__BRIEF__:
In the entries below, locate the line with "Enumerate this screenshot's", then give again that line and all lines after it, exactly, with pictures omitted.

__DATA FOR THIS TASK__:
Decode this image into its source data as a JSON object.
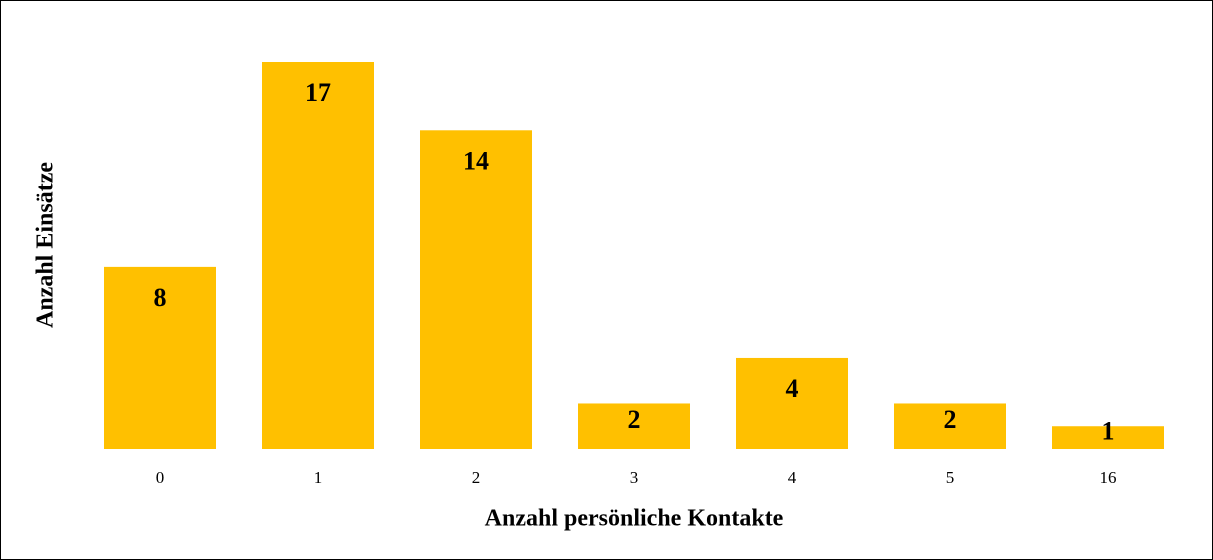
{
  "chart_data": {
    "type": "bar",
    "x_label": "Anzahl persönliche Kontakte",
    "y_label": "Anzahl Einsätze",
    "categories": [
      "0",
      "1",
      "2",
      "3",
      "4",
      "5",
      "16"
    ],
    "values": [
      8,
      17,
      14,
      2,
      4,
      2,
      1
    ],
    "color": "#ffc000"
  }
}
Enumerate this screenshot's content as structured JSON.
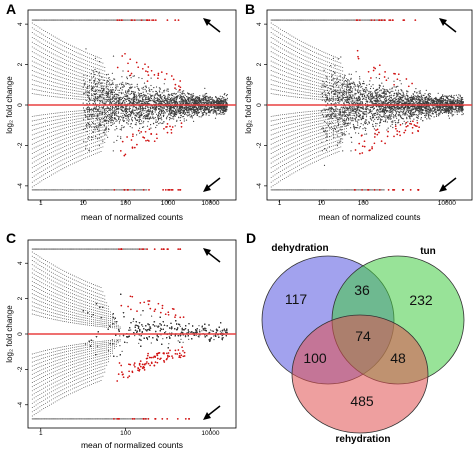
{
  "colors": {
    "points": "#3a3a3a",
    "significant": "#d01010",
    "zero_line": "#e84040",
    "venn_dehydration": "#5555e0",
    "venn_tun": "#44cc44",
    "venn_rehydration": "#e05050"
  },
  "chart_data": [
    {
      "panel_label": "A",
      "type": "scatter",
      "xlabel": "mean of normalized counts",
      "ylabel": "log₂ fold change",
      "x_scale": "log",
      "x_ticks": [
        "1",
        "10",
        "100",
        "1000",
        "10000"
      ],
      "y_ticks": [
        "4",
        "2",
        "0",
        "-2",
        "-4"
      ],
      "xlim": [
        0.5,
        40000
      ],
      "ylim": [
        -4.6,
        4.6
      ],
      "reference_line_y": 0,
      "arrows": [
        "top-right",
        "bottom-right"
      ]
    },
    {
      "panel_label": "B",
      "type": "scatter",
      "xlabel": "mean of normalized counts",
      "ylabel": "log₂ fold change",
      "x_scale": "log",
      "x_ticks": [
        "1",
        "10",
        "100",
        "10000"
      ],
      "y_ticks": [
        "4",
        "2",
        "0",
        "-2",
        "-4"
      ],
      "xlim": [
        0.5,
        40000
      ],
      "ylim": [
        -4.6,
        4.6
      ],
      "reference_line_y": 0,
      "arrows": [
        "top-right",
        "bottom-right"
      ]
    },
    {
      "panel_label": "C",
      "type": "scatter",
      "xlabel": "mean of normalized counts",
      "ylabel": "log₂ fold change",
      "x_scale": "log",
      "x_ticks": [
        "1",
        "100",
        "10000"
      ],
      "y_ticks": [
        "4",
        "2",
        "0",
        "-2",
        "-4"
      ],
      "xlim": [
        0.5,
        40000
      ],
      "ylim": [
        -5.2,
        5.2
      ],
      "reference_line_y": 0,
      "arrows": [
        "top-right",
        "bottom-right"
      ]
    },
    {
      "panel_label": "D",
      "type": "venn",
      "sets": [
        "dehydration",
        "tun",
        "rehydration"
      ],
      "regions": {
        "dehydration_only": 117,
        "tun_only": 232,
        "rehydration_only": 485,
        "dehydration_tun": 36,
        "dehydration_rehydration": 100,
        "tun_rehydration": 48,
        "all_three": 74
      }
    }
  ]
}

__ANSWER FOR THE TASK__:
Enumerate this screenshot's content as structured JSON.
{
  "colors": {
    "points": "#3a3a3a",
    "significant": "#d01010",
    "zero_line": "#e84040",
    "venn_dehydration": "#5555e0",
    "venn_tun": "#44cc44",
    "venn_rehydration": "#e05050"
  },
  "chart_data": [
    {
      "panel_label": "A",
      "type": "scatter",
      "xlabel": "mean of normalized counts",
      "ylabel": "log₂ fold change",
      "x_scale": "log",
      "x_ticks": [
        "1",
        "10",
        "100",
        "1000",
        "10000"
      ],
      "y_ticks": [
        "4",
        "2",
        "0",
        "-2",
        "-4"
      ],
      "xlim": [
        0.5,
        40000
      ],
      "ylim": [
        -4.6,
        4.6
      ],
      "reference_line_y": 0,
      "arrows": [
        "top-right",
        "bottom-right"
      ]
    },
    {
      "panel_label": "B",
      "type": "scatter",
      "xlabel": "mean of normalized counts",
      "ylabel": "log₂ fold change",
      "x_scale": "log",
      "x_ticks": [
        "1",
        "10",
        "100",
        "10000"
      ],
      "y_ticks": [
        "4",
        "2",
        "0",
        "-2",
        "-4"
      ],
      "xlim": [
        0.5,
        40000
      ],
      "ylim": [
        -4.6,
        4.6
      ],
      "reference_line_y": 0,
      "arrows": [
        "top-right",
        "bottom-right"
      ]
    },
    {
      "panel_label": "C",
      "type": "scatter",
      "xlabel": "mean of normalized counts",
      "ylabel": "log₂ fold change",
      "x_scale": "log",
      "x_ticks": [
        "1",
        "100",
        "10000"
      ],
      "y_ticks": [
        "4",
        "2",
        "0",
        "-2",
        "-4"
      ],
      "xlim": [
        0.5,
        40000
      ],
      "ylim": [
        -5.2,
        5.2
      ],
      "reference_line_y": 0,
      "arrows": [
        "top-right",
        "bottom-right"
      ]
    },
    {
      "panel_label": "D",
      "type": "venn",
      "sets": [
        "dehydration",
        "tun",
        "rehydration"
      ],
      "regions": {
        "dehydration_only": 117,
        "tun_only": 232,
        "rehydration_only": 485,
        "dehydration_tun": 36,
        "dehydration_rehydration": 100,
        "tun_rehydration": 48,
        "all_three": 74
      }
    }
  ]
}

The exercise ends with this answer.